GOAL - Take the line containing "OCR this image." and all lines after it, through the end of the material, and repeat them exactly, pictures left out.

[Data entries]
• • • • • • •

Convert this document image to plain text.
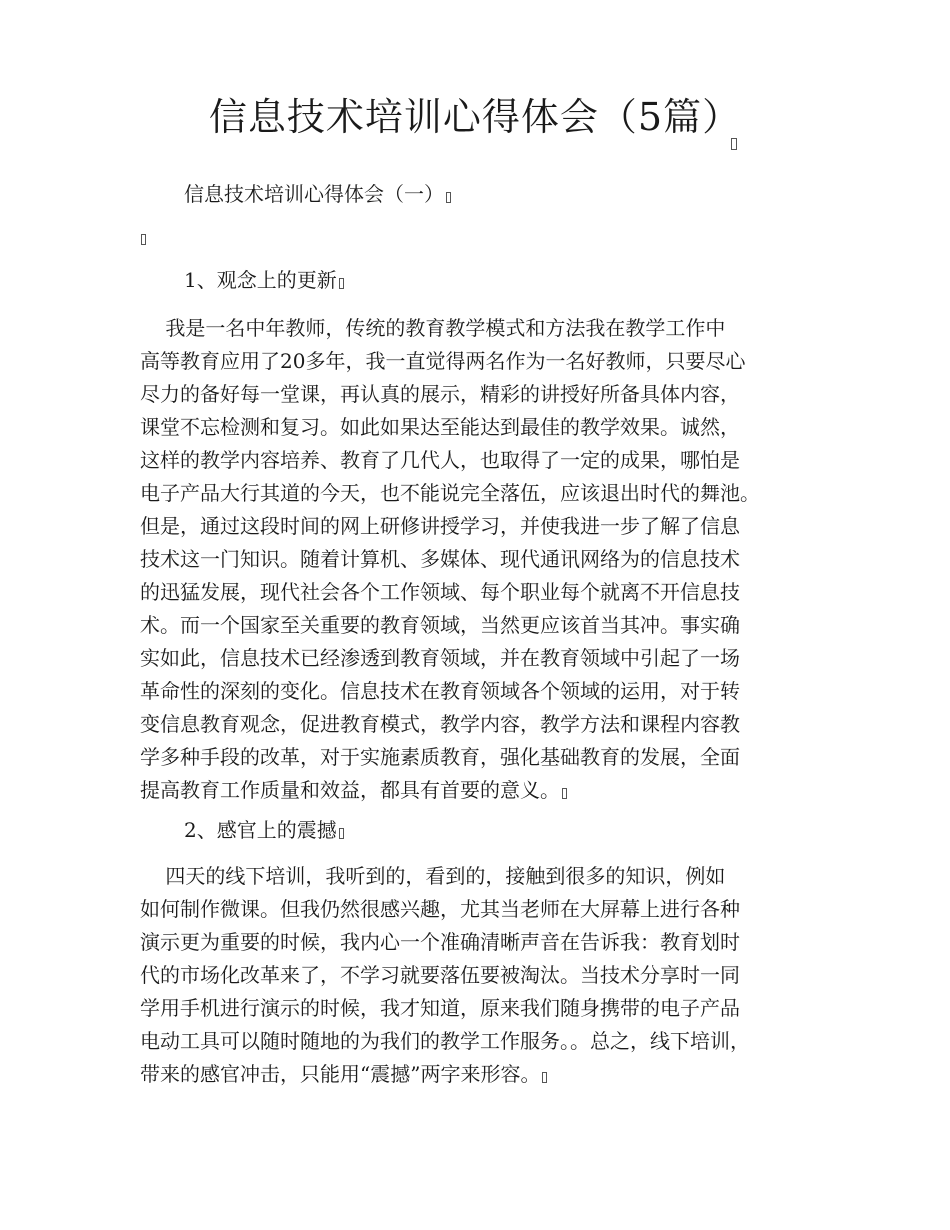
信息技术培训心得体会（5篇）
信息技术培训心得体会（一）
1、观念上的更新
我是一名中年教师，传统的教育教学模式和方法我在教学工作中
高等教育应用了20多年，我一直觉得两名作为一名好教师，只要尽心
尽力的备好每一堂课，再认真的展示，精彩的讲授好所备具体内容，
课堂不忘检测和复习。如此如果达至能达到最佳的教学效果。诚然，
这样的教学内容培养、教育了几代人，也取得了一定的成果，哪怕是
电子产品大行其道的今天，也不能说完全落伍，应该退出时代的舞池。
但是，通过这段时间的网上研修讲授学习，并使我进一步了解了信息
技术这一门知识。随着计算机、多媒体、现代通讯网络为的信息技术
的迅猛发展，现代社会各个工作领域、每个职业每个就离不开信息技
术。而一个国家至关重要的教育领域，当然更应该首当其冲。事实确
实如此，信息技术已经渗透到教育领域，并在教育领域中引起了一场
革命性的深刻的变化。信息技术在教育领域各个领域的运用，对于转
变信息教育观念，促进教育模式，教学内容，教学方法和课程内容教
学多种手段的改革，对于实施素质教育，强化基础教育的发展，全面
提高教育工作质量和效益，都具有首要的意义。
2、感官上的震撼
四天的线下培训，我听到的，看到的，接触到很多的知识，例如
如何制作微课。但我仍然很感兴趣，尤其当老师在大屏幕上进行各种
演示更为重要的时候，我内心一个准确清晰声音在告诉我：教育划时
代的市场化改革来了，不学习就要落伍要被淘汰。当技术分享时一同
学用手机进行演示的时候，我才知道，原来我们随身携带的电子产品
电动工具可以随时随地的为我们的教学工作服务。。总之，线下培训，
带来的感官冲击，只能用“震撼”两字来形容。
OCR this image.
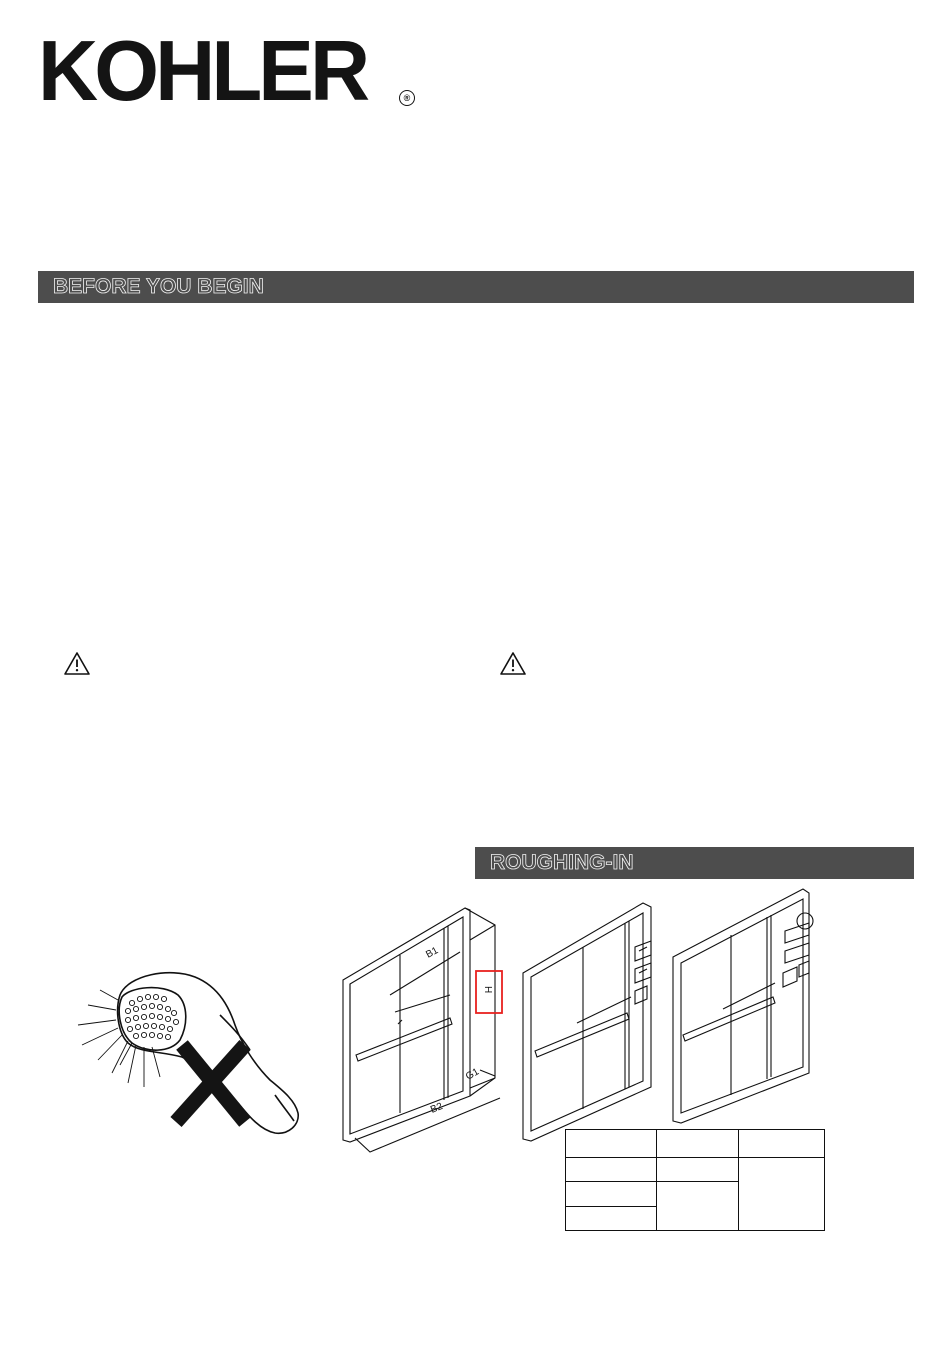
KOHLER	®
BEFORE YOU BEGIN
ROUGHING-IN
B1
B2
G1
H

• • • • • • •

SOLUTION FOR THIS EXERCISE -
OCR this image.
KOHLER	®
BEFORE YOU BEGIN
ROUGHING-IN
B1
B2
G1
H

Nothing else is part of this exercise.